Data entries:
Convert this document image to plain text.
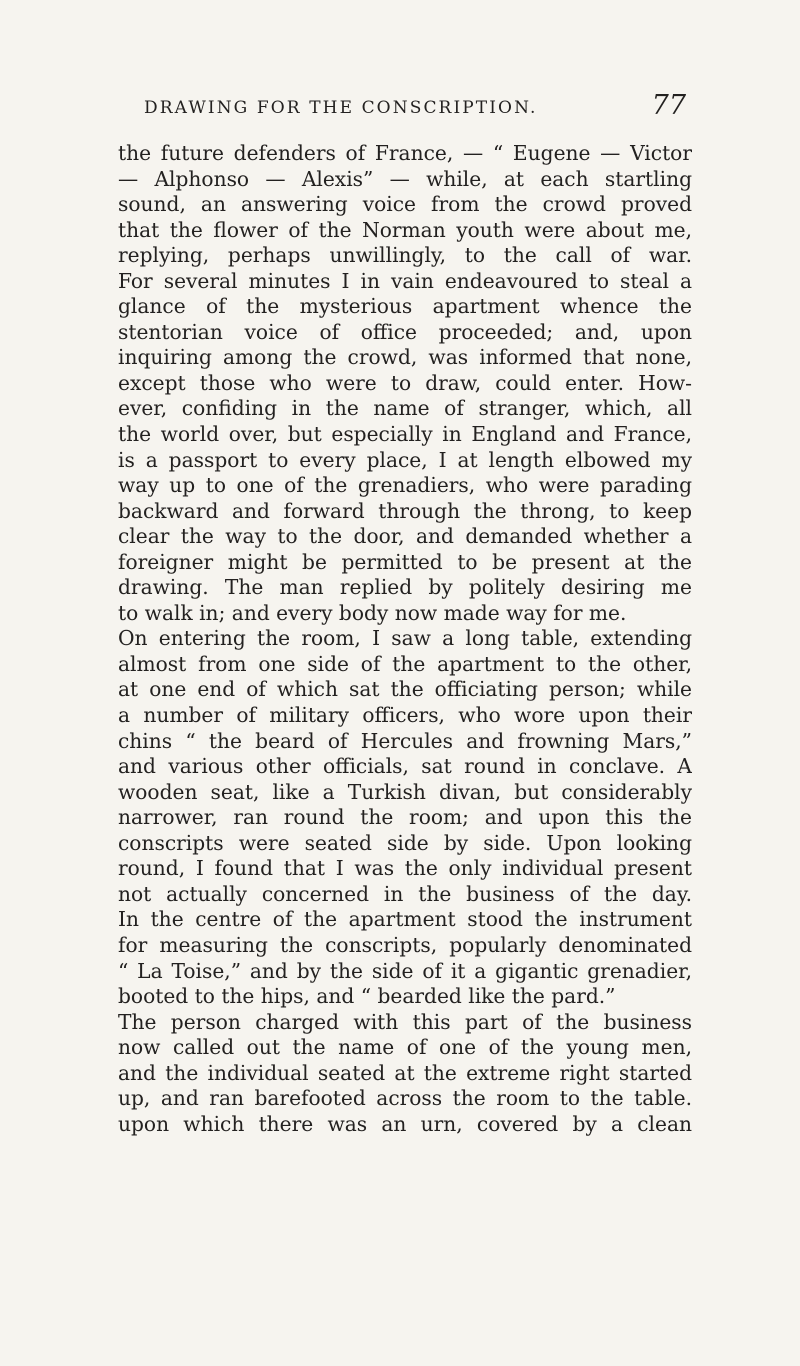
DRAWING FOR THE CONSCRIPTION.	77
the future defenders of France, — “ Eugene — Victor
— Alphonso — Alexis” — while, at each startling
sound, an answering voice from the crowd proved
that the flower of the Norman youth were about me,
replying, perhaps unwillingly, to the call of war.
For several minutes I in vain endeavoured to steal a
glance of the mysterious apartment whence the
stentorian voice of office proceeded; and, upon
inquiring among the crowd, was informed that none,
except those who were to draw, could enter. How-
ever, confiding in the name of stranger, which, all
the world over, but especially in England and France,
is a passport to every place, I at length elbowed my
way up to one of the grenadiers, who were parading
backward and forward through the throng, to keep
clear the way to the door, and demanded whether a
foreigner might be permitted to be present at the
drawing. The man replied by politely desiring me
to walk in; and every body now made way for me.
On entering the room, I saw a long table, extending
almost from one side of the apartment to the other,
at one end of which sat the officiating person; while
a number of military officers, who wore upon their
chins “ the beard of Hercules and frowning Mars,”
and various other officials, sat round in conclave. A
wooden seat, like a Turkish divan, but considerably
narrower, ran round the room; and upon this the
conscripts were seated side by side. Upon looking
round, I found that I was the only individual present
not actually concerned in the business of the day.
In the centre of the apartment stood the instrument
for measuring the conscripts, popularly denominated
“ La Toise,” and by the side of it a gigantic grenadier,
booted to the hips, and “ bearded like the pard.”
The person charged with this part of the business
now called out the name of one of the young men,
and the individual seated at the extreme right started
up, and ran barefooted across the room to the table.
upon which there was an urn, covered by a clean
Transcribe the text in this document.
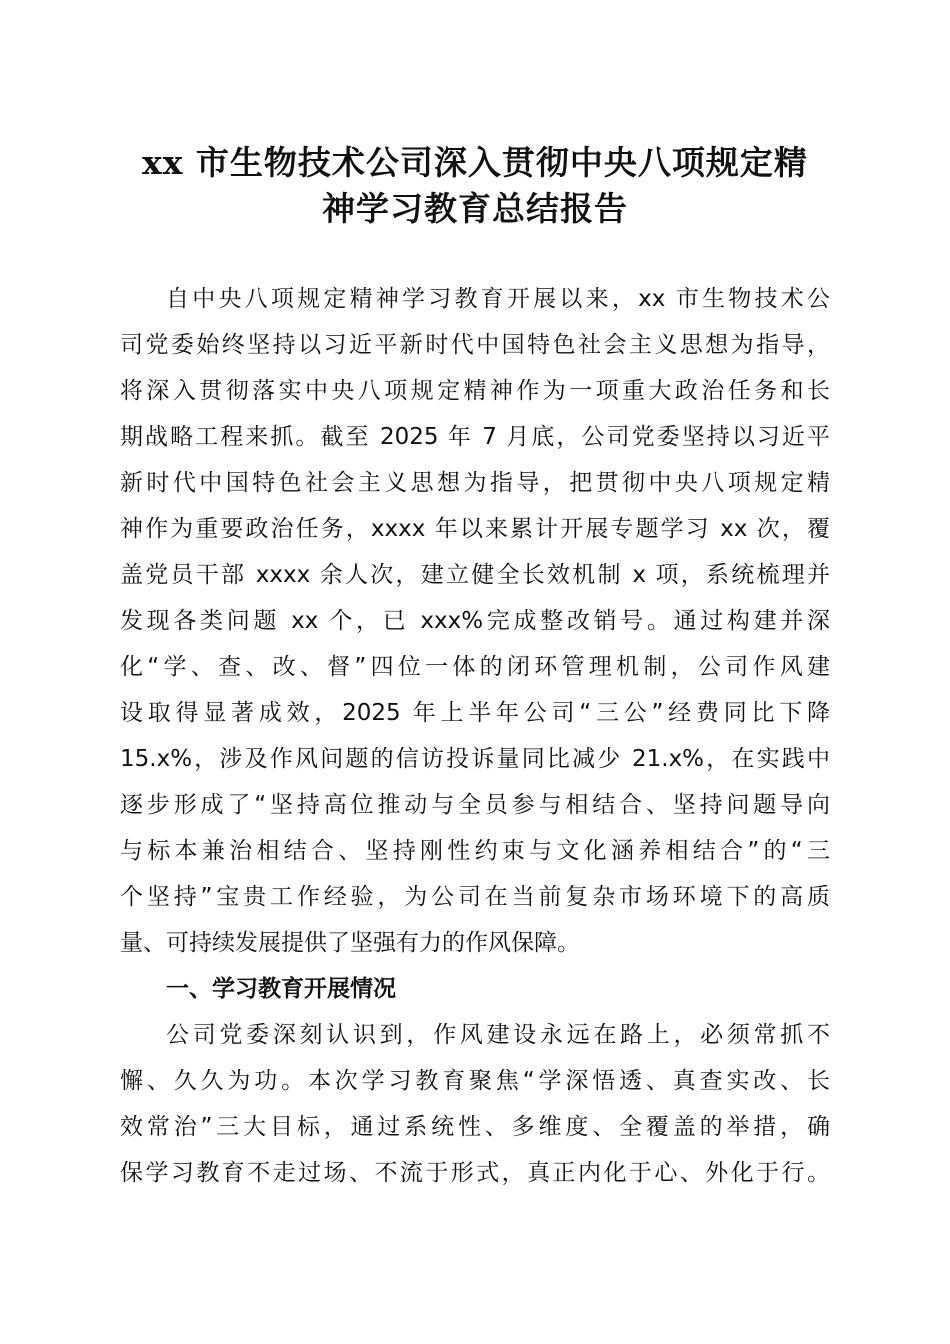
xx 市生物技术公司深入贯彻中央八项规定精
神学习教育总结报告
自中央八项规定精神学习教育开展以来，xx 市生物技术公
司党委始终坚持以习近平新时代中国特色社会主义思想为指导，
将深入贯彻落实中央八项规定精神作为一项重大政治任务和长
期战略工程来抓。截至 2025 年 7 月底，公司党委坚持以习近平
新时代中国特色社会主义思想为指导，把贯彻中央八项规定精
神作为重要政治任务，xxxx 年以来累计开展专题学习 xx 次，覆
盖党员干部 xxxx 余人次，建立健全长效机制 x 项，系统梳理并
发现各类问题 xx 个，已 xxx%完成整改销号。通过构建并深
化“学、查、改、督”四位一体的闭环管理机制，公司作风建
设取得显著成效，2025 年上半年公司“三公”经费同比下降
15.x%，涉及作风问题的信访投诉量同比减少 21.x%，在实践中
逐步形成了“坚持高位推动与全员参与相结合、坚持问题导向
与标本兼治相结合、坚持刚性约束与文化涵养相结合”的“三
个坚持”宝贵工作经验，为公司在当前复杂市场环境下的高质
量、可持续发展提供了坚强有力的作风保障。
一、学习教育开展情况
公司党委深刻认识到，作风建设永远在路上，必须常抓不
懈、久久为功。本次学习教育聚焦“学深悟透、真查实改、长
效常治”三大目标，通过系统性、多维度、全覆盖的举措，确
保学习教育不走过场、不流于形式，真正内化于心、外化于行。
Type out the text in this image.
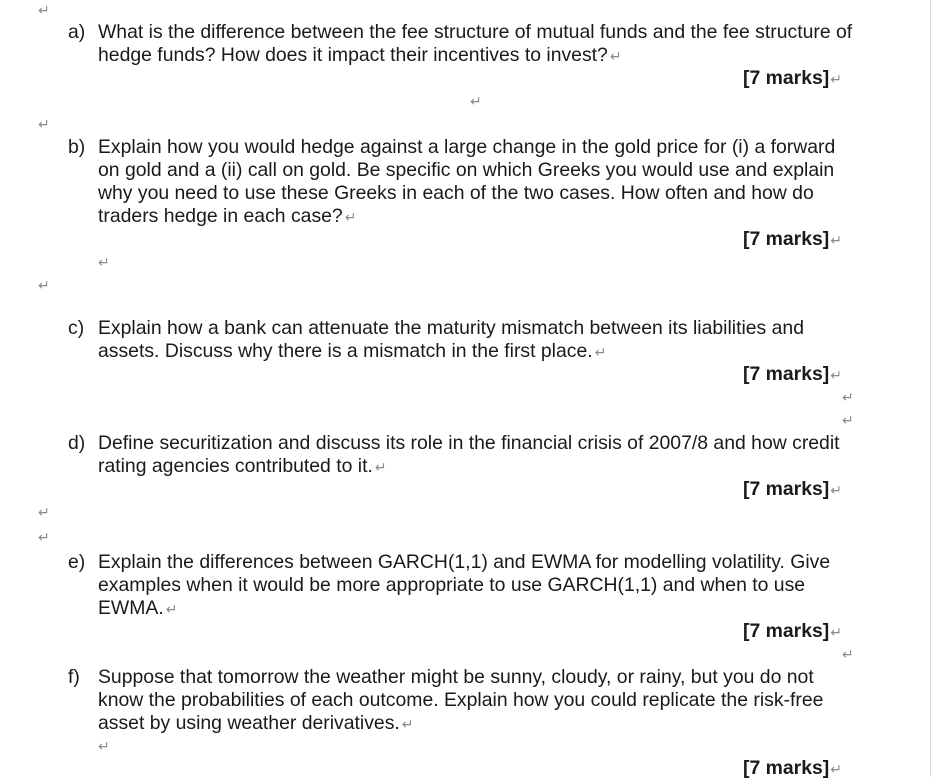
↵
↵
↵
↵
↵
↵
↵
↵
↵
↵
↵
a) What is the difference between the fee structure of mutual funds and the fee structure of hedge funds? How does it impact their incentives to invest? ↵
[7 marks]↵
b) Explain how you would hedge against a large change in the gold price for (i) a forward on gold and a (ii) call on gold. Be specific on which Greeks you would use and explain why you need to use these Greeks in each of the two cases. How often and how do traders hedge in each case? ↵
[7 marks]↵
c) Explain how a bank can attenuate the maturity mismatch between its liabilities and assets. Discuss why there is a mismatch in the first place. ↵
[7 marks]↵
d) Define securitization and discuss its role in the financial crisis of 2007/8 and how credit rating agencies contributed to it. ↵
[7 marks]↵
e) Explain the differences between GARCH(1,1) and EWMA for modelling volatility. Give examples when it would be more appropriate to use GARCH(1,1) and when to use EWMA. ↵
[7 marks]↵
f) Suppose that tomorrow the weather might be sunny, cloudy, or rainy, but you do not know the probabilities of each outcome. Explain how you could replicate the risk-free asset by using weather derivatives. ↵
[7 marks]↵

- **To be done**
Print every entry exactly as written, without the pictures.

- **Exercise answer**
Convert this document image to plain text.
DRAWING FOR THE CONSCRIPTION.	77
the future defenders of France, — “ Eugene — Victor
— Alphonso — Alexis” — while, at each startling
sound, an answering voice from the crowd proved
that the flower of the Norman youth were about me,
replying, perhaps unwillingly, to the call of war.
For several minutes I in vain endeavoured to steal a
glance of the mysterious apartment whence the
stentorian voice of office proceeded; and, upon
inquiring among the crowd, was informed that none,
except those who were to draw, could enter. How-
ever, confiding in the name of stranger, which, all
the world over, but especially in England and France,
is a passport to every place, I at length elbowed my
way up to one of the grenadiers, who were parading
backward and forward through the throng, to keep
clear the way to the door, and demanded whether a
foreigner might be permitted to be present at the
drawing. The man replied by politely desiring me
to walk in; and every body now made way for me.
On entering the room, I saw a long table, extending
almost from one side of the apartment to the other,
at one end of which sat the officiating person; while
a number of military officers, who wore upon their
chins “ the beard of Hercules and frowning Mars,”
and various other officials, sat round in conclave. A
wooden seat, like a Turkish divan, but considerably
narrower, ran round the room; and upon this the
conscripts were seated side by side. Upon looking
round, I found that I was the only individual present
not actually concerned in the business of the day.
In the centre of the apartment stood the instrument
for measuring the conscripts, popularly denominated
“ La Toise,” and by the side of it a gigantic grenadier,
booted to the hips, and “ bearded like the pard.”
The person charged with this part of the business
now called out the name of one of the young men,
and the individual seated at the extreme right started
up, and ran barefooted across the room to the table.
upon which there was an urn, covered by a clean
Transcribe the text in this document.
xx 市生物技术公司深入贯彻中央八项规定精
神学习教育总结报告
自中央八项规定精神学习教育开展以来，xx 市生物技术公
司党委始终坚持以习近平新时代中国特色社会主义思想为指导，
将深入贯彻落实中央八项规定精神作为一项重大政治任务和长
期战略工程来抓。截至 2025 年 7 月底，公司党委坚持以习近平
新时代中国特色社会主义思想为指导，把贯彻中央八项规定精
神作为重要政治任务，xxxx 年以来累计开展专题学习 xx 次，覆
盖党员干部 xxxx 余人次，建立健全长效机制 x 项，系统梳理并
发现各类问题 xx 个，已 xxx%完成整改销号。通过构建并深
化“学、查、改、督”四位一体的闭环管理机制，公司作风建
设取得显著成效，2025 年上半年公司“三公”经费同比下降
15.x%，涉及作风问题的信访投诉量同比减少 21.x%，在实践中
逐步形成了“坚持高位推动与全员参与相结合、坚持问题导向
与标本兼治相结合、坚持刚性约束与文化涵养相结合”的“三
个坚持”宝贵工作经验，为公司在当前复杂市场环境下的高质
量、可持续发展提供了坚强有力的作风保障。
一、学习教育开展情况
公司党委深刻认识到，作风建设永远在路上，必须常抓不
懈、久久为功。本次学习教育聚焦“学深悟透、真查实改、长
效常治”三大目标，通过系统性、多维度、全覆盖的举措，确
保学习教育不走过场、不流于形式，真正内化于心、外化于行。
Type out the text in this image.
↵
↵
↵
↵
↵
↵
↵
↵
↵
↵
↵
a) What is the difference between the fee structure of mutual funds and the fee structure of hedge funds? How does it impact their incentives to invest? ↵
[7 marks]↵
b) Explain how you would hedge against a large change in the gold price for (i) a forward on gold and a (ii) call on gold. Be specific on which Greeks you would use and explain why you need to use these Greeks in each of the two cases. How often and how do traders hedge in each case? ↵
[7 marks]↵
c) Explain how a bank can attenuate the maturity mismatch between its liabilities and assets. Discuss why there is a mismatch in the first place. ↵
[7 marks]↵
d) Define securitization and discuss its role in the financial crisis of 2007/8 and how credit rating agencies contributed to it. ↵
[7 marks]↵
e) Explain the differences between GARCH(1,1) and EWMA for modelling volatility. Give examples when it would be more appropriate to use GARCH(1,1) and when to use EWMA. ↵
[7 marks]↵
f) Suppose that tomorrow the weather might be sunny, cloudy, or rainy, but you do not know the probabilities of each outcome. Explain how you could replicate the risk-free asset by using weather derivatives. ↵
[7 marks]↵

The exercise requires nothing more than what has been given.